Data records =
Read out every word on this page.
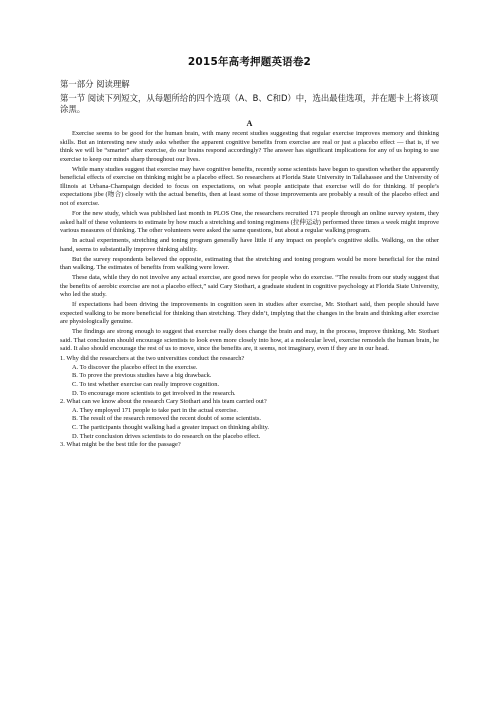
2015年高考押题英语卷2

第一部分 阅读理解

第一节 阅读下列短文，从每题所给的四个选项（A、B、C和D）中，选出最佳选项，并在题卡上将该项涂黑。

A

Exercise seems to be good for the human brain, with many recent studies suggesting that regular exercise improves memory and thinking skills. But an interesting new study asks whether the apparent cognitive benefits from exercise are real or just a placebo effect — that is, if we think we will be “smarter” after exercise, do our brains respond accordingly? The answer has significant implications for any of us hoping to use exercise to keep our minds sharp throughout our lives.

While many studies suggest that exercise may have cognitive benefits, recently some scientists have begun to question whether the apparently beneficial effects of exercise on thinking might be a placebo effect. So researchers at Florida State University in Tallahassee and the University of Illinois at Urbana-Champaign decided to focus on expectations, on what people anticipate that exercise will do for thinking. If people’s expectations jibe (吻合) closely with the actual benefits, then at least some of those improvements are probably a result of the placebo effect and not of exercise.

For the new study, which was published last month in PLOS One, the researchers recruited 171 people through an online survey system, they asked half of these volunteers to estimate by how much a stretching and toning regimens (拉伸运动) performed three times a week might improve various measures of thinking. The other volunteers were asked the same questions, but about a regular walking program.

In actual experiments, stretching and toning program generally have little if any impact on people’s cognitive skills. Walking, on the other hand, seems to substantially improve thinking ability.

But the survey respondents believed the opposite, estimating that the stretching and toning program would be more beneficial for the mind than walking. The estimates of benefits from walking were lower.

These data, while they do not involve any actual exercise, are good news for people who do exercise. “The results from our study suggest that the benefits of aerobic exercise are not a placebo effect,” said Cary Stothart, a graduate student in cognitive psychology at Florida State University, who led the study.

If expectations had been driving the improvements in cognition seen in studies after exercise, Mr. Stothart said, then people should have expected walking to be more beneficial for thinking than stretching. They didn’t, implying that the changes in the brain and thinking after exercise are physiologically genuine.

The findings are strong enough to suggest that exercise really does change the brain and may, in the process, improve thinking, Mr. Stothart said. That conclusion should encourage scientists to look even more closely into how, at a molecular level, exercise remodels the human brain, he said. It also should encourage the rest of us to move, since the benefits are, it seems, not imaginary, even if they are in our head.

1. Why did the researchers at the two universities conduct the research?

A. To discover the placebo effect in the exercise.

B. To prove the previous studies have a big drawback.

C. To test whether exercise can really improve cognition.

D. To encourage more scientists to get involved in the research.

2. What can we know about the research Cary Stothart and his team carried out?

A. They employed 171 people to take part in the actual exercise.

B. The result of the research removed the recent doubt of some scientists.

C. The participants thought walking had a greater impact on thinking ability.

D. Their conclusion drives scientists to do research on the placebo effect.

3. What might be the best title for the passage?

Short task = Quote each line of the listing exactly, but leave the pictures out.

Output for this task =
Read out every word on this page.
2015年高考押题英语卷2

第一部分 阅读理解

第一节 阅读下列短文，从每题所给的四个选项（A、B、C和D）中，选出最佳选项，并在题卡上将该项涂黑。

A

Exercise seems to be good for the human brain, with many recent studies suggesting that regular exercise improves memory and thinking skills. But an interesting new study asks whether the apparent cognitive benefits from exercise are real or just a placebo effect — that is, if we think we will be “smarter” after exercise, do our brains respond accordingly? The answer has significant implications for any of us hoping to use exercise to keep our minds sharp throughout our lives.

While many studies suggest that exercise may have cognitive benefits, recently some scientists have begun to question whether the apparently beneficial effects of exercise on thinking might be a placebo effect. So researchers at Florida State University in Tallahassee and the University of Illinois at Urbana-Champaign decided to focus on expectations, on what people anticipate that exercise will do for thinking. If people’s expectations jibe (吻合) closely with the actual benefits, then at least some of those improvements are probably a result of the placebo effect and not of exercise.

For the new study, which was published last month in PLOS One, the researchers recruited 171 people through an online survey system, they asked half of these volunteers to estimate by how much a stretching and toning regimens (拉伸运动) performed three times a week might improve various measures of thinking. The other volunteers were asked the same questions, but about a regular walking program.

In actual experiments, stretching and toning program generally have little if any impact on people’s cognitive skills. Walking, on the other hand, seems to substantially improve thinking ability.

But the survey respondents believed the opposite, estimating that the stretching and toning program would be more beneficial for the mind than walking. The estimates of benefits from walking were lower.

These data, while they do not involve any actual exercise, are good news for people who do exercise. “The results from our study suggest that the benefits of aerobic exercise are not a placebo effect,” said Cary Stothart, a graduate student in cognitive psychology at Florida State University, who led the study.

If expectations had been driving the improvements in cognition seen in studies after exercise, Mr. Stothart said, then people should have expected walking to be more beneficial for thinking than stretching. They didn’t, implying that the changes in the brain and thinking after exercise are physiologically genuine.

The findings are strong enough to suggest that exercise really does change the brain and may, in the process, improve thinking, Mr. Stothart said. That conclusion should encourage scientists to look even more closely into how, at a molecular level, exercise remodels the human brain, he said. It also should encourage the rest of us to move, since the benefits are, it seems, not imaginary, even if they are in our head.

1. Why did the researchers at the two universities conduct the research?

A. To discover the placebo effect in the exercise.

B. To prove the previous studies have a big drawback.

C. To test whether exercise can really improve cognition.

D. To encourage more scientists to get involved in the research.

2. What can we know about the research Cary Stothart and his team carried out?

A. They employed 171 people to take part in the actual exercise.

B. The result of the research removed the recent doubt of some scientists.

C. The participants thought walking had a greater impact on thinking ability.

D. Their conclusion drives scientists to do research on the placebo effect.

3. What might be the best title for the passage?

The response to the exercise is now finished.